[Dataset entries]
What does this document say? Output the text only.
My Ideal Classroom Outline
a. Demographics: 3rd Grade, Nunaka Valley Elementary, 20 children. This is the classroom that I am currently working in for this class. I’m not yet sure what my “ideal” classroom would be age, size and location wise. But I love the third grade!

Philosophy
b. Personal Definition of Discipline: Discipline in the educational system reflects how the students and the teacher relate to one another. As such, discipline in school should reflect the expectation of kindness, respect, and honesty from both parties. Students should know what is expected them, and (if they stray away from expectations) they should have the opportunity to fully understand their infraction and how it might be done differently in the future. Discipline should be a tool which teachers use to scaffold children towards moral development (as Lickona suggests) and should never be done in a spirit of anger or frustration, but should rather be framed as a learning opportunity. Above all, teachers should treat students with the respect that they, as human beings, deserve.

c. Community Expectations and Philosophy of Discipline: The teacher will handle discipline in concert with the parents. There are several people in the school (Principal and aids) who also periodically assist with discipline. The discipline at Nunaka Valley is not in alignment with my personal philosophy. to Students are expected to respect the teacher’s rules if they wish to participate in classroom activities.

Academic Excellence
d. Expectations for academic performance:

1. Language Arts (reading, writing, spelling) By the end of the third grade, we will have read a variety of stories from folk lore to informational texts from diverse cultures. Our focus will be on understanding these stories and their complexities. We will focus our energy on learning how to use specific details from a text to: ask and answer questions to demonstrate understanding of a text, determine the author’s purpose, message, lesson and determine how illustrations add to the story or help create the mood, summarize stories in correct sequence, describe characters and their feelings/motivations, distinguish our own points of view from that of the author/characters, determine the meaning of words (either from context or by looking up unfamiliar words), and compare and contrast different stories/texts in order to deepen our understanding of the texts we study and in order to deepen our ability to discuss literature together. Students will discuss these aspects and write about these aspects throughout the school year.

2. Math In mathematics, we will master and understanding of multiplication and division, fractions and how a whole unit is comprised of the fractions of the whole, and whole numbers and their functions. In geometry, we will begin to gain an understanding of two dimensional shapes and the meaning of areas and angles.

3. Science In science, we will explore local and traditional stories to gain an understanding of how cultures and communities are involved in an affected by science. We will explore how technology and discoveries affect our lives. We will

> REQUIREMENT
Using the data above, print every record exactly as shown.

> FULL ANSWER
What does this document say? Output the text only.
My Ideal Classroom Outline
a. Demographics: 3rd Grade, Nunaka Valley Elementary, 20 children. This is the classroom that I am currently working in for this class. I’m not yet sure what my “ideal” classroom would be age, size and location wise. But I love the third grade!

Philosophy
b. Personal Definition of Discipline: Discipline in the educational system reflects how the students and the teacher relate to one another. As such, discipline in school should reflect the expectation of kindness, respect, and honesty from both parties. Students should know what is expected them, and (if they stray away from expectations) they should have the opportunity to fully understand their infraction and how it might be done differently in the future. Discipline should be a tool which teachers use to scaffold children towards moral development (as Lickona suggests) and should never be done in a spirit of anger or frustration, but should rather be framed as a learning opportunity. Above all, teachers should treat students with the respect that they, as human beings, deserve.

c. Community Expectations and Philosophy of Discipline: The teacher will handle discipline in concert with the parents. There are several people in the school (Principal and aids) who also periodically assist with discipline. The discipline at Nunaka Valley is not in alignment with my personal philosophy. to Students are expected to respect the teacher’s rules if they wish to participate in classroom activities.

Academic Excellence
d. Expectations for academic performance:

1. Language Arts (reading, writing, spelling) By the end of the third grade, we will have read a variety of stories from folk lore to informational texts from diverse cultures. Our focus will be on understanding these stories and their complexities. We will focus our energy on learning how to use specific details from a text to: ask and answer questions to demonstrate understanding of a text, determine the author’s purpose, message, lesson and determine how illustrations add to the story or help create the mood, summarize stories in correct sequence, describe characters and their feelings/motivations, distinguish our own points of view from that of the author/characters, determine the meaning of words (either from context or by looking up unfamiliar words), and compare and contrast different stories/texts in order to deepen our understanding of the texts we study and in order to deepen our ability to discuss literature together. Students will discuss these aspects and write about these aspects throughout the school year.

2. Math In mathematics, we will master and understanding of multiplication and division, fractions and how a whole unit is comprised of the fractions of the whole, and whole numbers and their functions. In geometry, we will begin to gain an understanding of two dimensional shapes and the meaning of areas and angles.

3. Science In science, we will explore local and traditional stories to gain an understanding of how cultures and communities are involved in an affected by science. We will explore how technology and discoveries affect our lives. We will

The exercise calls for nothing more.